抜粋本文:
-------------------------

原発震災福島と基地の沖縄 -苦境下の自主・平和の意思たち-
- 2011年 6月 23日
- 評論・紹介・意見
- 林 郁琉球と福島
大自然の威力に絶句した<3・11>! 惨状の被災地に雪が降り、寒い避難所に強い余震が続いた。海外からのお見舞いや自衛隊と海外救助隊の協働、東北人の礼儀正しさと忍耐力が伝えられ、義捐金やボランティアなど、「援けたい、支えたい思い」が湧きあがった。
しかし。福島原発の人災、放射性物質の恐怖は「戦争、戦災」だと感ずる。私はメル友たち複数からの速い情報でメルトダウンを知り、目まいがした。事態の深刻さを想い、放射能禍の子どもが可哀想でいたたまれず、原発の危険を感じながら非力だった自分を責め、鬱状態になった。
御用学者評論家が次々テレビに出て平気な顔で曖昧な事を言う。安全・クリーンを強調してきた嘘つき!反原発への執拗な嫌がらせが甦り、危機を隠蔽する東電に激憤する。信頼できるメールを転送、デモに出た。震災前の全国集会デモの時より多彩で勢いがある。
被災現地の四重苦はあまりに痛ましい。家族や家や農地や学校や工場や船を失い、家族同様の犬猫牛馬豚たちは放射能避難でやむなく置き去られ、餓死した動物の内臓は重度被ばく状態だという。
子どもを救わねば。24万年も消えないという放射能を一刻も早く封じ込め、廃炉にし、被災者と共闘して安全な創エネを。簡素な生き方を。の思いは強まり、集会・講演会はどこも満杯である。
しかし今もまだ原発依存洗脳人がいる。名を連ねて謝罪した学者研究者もいるが。原発推進大本営・原子力村、利権者が、苦難の被害者や高濃度放射能下で苦闘している作業員、労災もなく癌死した労働者に詫びず、平然と豪勢に暮らしているのは何たることか。
日本国は膨大な財政赤字で国民も貧しくなった、そこに巨大災害が! この人類史的苦難は以前の利権誘導の復旧では被災民も国民も絶対に救われない。国策原発の過ちを心底反省し、子・次世代を苦しめない安全な道を創る大事な時である。3・11の極限で見せた被災者の精神力と深い悲しみを、今の政争政治家はなめ過ぎている。

-------------------------

演習の指示:
(A) 福島原発事故についての評論において、筆者はメルトダウンを何によって知ったか。
(B) 福島原発事故についての評論を、最後の文の後から書き継げ。

抜粋データ:
-------------------------

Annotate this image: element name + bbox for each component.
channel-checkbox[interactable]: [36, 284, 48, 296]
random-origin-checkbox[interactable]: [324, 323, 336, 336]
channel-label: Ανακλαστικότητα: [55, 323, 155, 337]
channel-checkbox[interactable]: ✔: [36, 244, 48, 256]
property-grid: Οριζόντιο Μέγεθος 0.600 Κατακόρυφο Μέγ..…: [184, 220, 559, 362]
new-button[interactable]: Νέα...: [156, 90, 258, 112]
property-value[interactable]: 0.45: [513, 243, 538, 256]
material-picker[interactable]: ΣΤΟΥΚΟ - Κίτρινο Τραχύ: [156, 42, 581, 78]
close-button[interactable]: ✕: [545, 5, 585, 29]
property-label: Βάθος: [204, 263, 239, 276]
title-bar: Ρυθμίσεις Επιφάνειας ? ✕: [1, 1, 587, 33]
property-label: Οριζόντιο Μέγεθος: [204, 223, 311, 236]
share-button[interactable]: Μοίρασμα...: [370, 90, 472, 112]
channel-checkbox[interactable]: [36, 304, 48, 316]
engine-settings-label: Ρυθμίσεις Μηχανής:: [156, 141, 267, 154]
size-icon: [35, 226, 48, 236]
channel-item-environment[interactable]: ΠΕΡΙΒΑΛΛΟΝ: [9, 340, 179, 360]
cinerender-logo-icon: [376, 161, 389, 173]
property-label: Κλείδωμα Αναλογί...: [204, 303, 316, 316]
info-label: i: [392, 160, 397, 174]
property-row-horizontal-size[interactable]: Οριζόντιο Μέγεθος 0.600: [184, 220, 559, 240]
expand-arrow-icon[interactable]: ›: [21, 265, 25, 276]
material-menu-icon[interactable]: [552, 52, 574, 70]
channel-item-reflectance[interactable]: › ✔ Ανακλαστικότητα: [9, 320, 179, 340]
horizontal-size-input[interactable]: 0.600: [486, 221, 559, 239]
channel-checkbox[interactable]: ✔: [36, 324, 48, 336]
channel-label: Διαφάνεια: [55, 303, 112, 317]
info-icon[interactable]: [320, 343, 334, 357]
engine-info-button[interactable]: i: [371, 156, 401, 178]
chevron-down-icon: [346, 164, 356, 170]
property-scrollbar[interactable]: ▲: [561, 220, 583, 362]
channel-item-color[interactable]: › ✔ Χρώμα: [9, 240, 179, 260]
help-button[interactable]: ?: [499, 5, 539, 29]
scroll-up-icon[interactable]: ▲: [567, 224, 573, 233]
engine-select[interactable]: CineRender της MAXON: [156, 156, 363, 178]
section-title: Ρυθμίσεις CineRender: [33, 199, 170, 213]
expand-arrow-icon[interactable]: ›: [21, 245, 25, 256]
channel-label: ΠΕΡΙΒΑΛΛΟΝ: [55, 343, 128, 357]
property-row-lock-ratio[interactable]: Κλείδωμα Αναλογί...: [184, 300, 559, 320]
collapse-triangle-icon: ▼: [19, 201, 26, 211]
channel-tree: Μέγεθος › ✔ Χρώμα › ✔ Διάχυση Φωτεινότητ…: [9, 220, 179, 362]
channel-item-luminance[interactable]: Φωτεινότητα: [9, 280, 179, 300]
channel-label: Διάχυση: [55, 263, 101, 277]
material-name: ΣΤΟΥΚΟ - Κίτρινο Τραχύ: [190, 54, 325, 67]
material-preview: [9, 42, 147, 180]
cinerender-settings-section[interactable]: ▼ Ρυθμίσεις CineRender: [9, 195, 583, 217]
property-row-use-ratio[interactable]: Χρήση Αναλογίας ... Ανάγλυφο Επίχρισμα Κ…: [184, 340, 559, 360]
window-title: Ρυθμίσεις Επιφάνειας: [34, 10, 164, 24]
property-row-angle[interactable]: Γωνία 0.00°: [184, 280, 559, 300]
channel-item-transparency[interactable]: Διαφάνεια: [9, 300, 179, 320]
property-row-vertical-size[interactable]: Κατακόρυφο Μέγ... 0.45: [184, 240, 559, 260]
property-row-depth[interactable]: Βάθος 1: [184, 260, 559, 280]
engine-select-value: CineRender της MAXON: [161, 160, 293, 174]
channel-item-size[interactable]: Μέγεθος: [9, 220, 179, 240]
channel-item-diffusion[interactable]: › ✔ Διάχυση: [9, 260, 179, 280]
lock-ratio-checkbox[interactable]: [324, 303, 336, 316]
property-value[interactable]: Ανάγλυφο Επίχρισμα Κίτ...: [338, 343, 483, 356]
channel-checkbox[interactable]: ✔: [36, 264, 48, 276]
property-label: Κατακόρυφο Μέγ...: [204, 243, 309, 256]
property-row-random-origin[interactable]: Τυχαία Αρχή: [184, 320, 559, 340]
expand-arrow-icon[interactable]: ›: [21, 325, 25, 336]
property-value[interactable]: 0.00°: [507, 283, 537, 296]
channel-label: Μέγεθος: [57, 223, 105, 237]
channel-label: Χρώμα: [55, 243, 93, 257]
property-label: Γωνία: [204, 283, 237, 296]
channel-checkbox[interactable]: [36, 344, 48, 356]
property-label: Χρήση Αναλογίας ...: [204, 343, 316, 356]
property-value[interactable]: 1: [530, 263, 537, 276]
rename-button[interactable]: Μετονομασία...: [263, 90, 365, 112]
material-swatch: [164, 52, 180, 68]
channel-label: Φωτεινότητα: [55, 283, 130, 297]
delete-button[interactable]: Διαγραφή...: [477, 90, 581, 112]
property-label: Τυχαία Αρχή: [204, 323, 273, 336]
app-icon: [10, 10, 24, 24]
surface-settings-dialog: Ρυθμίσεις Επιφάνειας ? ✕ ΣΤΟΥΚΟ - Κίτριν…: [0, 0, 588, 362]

-------------------------

解答:
(A) メル友たち複数からの速い情報によって知った。

(B)
被災市町村の長や職員の苦闘!住民と故地を思う切実な訴えは胸を揺さぶる。私は学生時代から東北が好きだった。昨年は郷土愛に燃える人から話を聞き、蝦夷アテルイを想って泣いた。七八九年、黄金資源と土地を奪うため恒武天皇軍2万5千は東北に侵攻、蝦夷は1500人で東北を守り、792年坂上田村痲呂10万余の侵攻からも北上川以北を守ったが、指導者アテルイは謀殺された。
関東東北を治めた平将門(相馬小次郎)も賊ではなく、都の官に抗して殺された郷土愛の士。戊辰戦争で奥羽越列藩同盟は敗れ、明治以後は富国強兵のための兵馬と兵糧の供出地にされ、戦後は集団就職で高度成長を支え、過疎で苦しくなると、交付金で原発(福島10基は都の電力)を持ちこまれた。これは内国植民地ではないか。痛ましすぎる放射能汚染の。
辛抱強い勤勉な民が犠牲になった歴史を変えねば。今度こそ!
四月中旬、沖縄を訪ね、野本三吉さん(沖縄大学長)や友人達と座談会をし、翌日、先輩の由井晶子さん(前沖縄タイムス編集局長)から辺野古の戦中戦後を聞いた。那覇の戦災者負傷者たちが逃げ込み、村人も飢餓に耐え、戦後も苦労続きだった、それは冷害の東北、男の徴兵、女が重い供出を負わされた苦労に似ていると思った。
沖縄で会った人は口ぐちに「米軍への思いやり予算(年に千九百億円)は震災被災者に」と言った。基地に耐えてきた島人は「抑止力」など信じていない。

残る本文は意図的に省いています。